Which lines of the records contain "Show"? Collect every one of them.

Records provided:
# # # # # # #

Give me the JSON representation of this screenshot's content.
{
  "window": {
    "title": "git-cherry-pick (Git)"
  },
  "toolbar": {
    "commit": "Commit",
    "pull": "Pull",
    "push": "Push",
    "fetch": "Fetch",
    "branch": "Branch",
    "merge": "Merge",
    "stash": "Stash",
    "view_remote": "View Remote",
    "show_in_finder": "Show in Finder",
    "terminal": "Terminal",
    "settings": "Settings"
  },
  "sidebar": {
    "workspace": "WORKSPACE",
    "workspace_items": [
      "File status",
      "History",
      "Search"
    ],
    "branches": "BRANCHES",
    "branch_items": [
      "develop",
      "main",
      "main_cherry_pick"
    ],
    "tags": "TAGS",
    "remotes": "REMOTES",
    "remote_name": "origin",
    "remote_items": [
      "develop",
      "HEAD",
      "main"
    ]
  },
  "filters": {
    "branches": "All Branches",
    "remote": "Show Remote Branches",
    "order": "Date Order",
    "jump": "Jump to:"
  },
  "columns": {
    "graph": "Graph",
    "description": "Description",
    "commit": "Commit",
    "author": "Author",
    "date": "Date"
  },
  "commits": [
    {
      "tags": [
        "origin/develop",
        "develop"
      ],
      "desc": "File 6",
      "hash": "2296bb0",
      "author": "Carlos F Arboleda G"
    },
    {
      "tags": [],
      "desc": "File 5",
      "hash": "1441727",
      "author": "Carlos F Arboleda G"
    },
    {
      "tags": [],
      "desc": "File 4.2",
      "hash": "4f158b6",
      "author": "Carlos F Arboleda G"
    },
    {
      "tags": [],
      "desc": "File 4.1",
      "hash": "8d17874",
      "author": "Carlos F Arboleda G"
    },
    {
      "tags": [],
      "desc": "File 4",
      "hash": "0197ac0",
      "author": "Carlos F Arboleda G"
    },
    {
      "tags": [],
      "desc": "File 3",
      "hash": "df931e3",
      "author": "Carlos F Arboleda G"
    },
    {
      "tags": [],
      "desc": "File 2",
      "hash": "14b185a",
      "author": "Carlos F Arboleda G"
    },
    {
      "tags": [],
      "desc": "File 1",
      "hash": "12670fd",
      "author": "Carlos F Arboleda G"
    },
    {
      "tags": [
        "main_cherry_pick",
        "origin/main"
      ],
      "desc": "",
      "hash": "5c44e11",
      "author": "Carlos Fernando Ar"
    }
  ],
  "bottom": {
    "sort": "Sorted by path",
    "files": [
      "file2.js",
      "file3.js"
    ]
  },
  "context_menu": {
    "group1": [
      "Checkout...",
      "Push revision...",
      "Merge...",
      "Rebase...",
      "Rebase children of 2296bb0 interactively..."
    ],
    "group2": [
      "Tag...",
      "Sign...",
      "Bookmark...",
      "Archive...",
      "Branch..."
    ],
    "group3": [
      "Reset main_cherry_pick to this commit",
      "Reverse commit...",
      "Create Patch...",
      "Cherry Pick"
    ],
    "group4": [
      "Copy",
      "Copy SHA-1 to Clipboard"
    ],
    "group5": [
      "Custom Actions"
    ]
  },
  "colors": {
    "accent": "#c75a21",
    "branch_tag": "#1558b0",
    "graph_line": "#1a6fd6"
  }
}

# # # # # # #

Task output:
    "show_in_finder": "Show in Finder",
    "remote": "Show Remote Branches",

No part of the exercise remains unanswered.